DIRECTIONS FOR THIS TASK — Every line in the listing is to be echoed verbatim.

DATASET RECORDS —

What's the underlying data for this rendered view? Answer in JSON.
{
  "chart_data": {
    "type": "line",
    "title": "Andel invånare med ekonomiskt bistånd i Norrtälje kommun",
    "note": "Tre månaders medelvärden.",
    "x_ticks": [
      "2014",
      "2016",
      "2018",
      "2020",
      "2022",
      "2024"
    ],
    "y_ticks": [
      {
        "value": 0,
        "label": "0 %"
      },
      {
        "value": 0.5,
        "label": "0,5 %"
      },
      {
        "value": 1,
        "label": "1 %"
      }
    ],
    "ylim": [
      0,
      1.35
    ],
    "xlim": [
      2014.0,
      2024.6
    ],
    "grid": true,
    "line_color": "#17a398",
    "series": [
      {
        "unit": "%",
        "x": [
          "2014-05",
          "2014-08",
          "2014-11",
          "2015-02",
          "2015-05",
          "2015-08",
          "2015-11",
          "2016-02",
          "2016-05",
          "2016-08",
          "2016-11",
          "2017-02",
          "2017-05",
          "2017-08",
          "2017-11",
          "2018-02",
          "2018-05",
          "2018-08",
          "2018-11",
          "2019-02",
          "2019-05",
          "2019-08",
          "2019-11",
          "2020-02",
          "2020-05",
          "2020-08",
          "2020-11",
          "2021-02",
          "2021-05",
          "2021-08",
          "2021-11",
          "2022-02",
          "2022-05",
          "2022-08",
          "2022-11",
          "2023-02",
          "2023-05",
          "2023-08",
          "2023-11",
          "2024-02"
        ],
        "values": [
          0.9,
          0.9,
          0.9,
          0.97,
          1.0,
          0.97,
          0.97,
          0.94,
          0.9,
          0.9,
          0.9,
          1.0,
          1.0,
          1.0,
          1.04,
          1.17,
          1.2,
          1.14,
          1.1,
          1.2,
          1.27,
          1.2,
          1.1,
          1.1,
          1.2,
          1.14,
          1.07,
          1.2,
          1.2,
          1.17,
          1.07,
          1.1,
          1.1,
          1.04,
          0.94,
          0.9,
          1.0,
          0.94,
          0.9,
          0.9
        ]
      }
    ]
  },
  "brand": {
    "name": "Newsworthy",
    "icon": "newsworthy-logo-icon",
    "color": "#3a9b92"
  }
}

RESULT OF THE TASK —
What's the underlying data for this rendered view? Answer in JSON.
{
  "chart_data": {
    "type": "line",
    "title": "Andel invånare med ekonomiskt bistånd i Norrtälje kommun",
    "note": "Tre månaders medelvärden.",
    "x_ticks": [
      "2014",
      "2016",
      "2018",
      "2020",
      "2022",
      "2024"
    ],
    "y_ticks": [
      {
        "value": 0,
        "label": "0 %"
      },
      {
        "value": 0.5,
        "label": "0,5 %"
      },
      {
        "value": 1,
        "label": "1 %"
      }
    ],
    "ylim": [
      0,
      1.35
    ],
    "xlim": [
      2014.0,
      2024.6
    ],
    "grid": true,
    "line_color": "#17a398",
    "series": [
      {
        "unit": "%",
        "x": [
          "2014-05",
          "2014-08",
          "2014-11",
          "2015-02",
          "2015-05",
          "2015-08",
          "2015-11",
          "2016-02",
          "2016-05",
          "2016-08",
          "2016-11",
          "2017-02",
          "2017-05",
          "2017-08",
          "2017-11",
          "2018-02",
          "2018-05",
          "2018-08",
          "2018-11",
          "2019-02",
          "2019-05",
          "2019-08",
          "2019-11",
          "2020-02",
          "2020-05",
          "2020-08",
          "2020-11",
          "2021-02",
          "2021-05",
          "2021-08",
          "2021-11",
          "2022-02",
          "2022-05",
          "2022-08",
          "2022-11",
          "2023-02",
          "2023-05",
          "2023-08",
          "2023-11",
          "2024-02"
        ],
        "values": [
          0.9,
          0.9,
          0.9,
          0.97,
          1.0,
          0.97,
          0.97,
          0.94,
          0.9,
          0.9,
          0.9,
          1.0,
          1.0,
          1.0,
          1.04,
          1.17,
          1.2,
          1.14,
          1.1,
          1.2,
          1.27,
          1.2,
          1.1,
          1.1,
          1.2,
          1.14,
          1.07,
          1.2,
          1.2,
          1.17,
          1.07,
          1.1,
          1.1,
          1.04,
          0.94,
          0.9,
          1.0,
          0.94,
          0.9,
          0.9
        ]
      }
    ]
  },
  "brand": {
    "name": "Newsworthy",
    "icon": "newsworthy-logo-icon",
    "color": "#3a9b92"
  }
}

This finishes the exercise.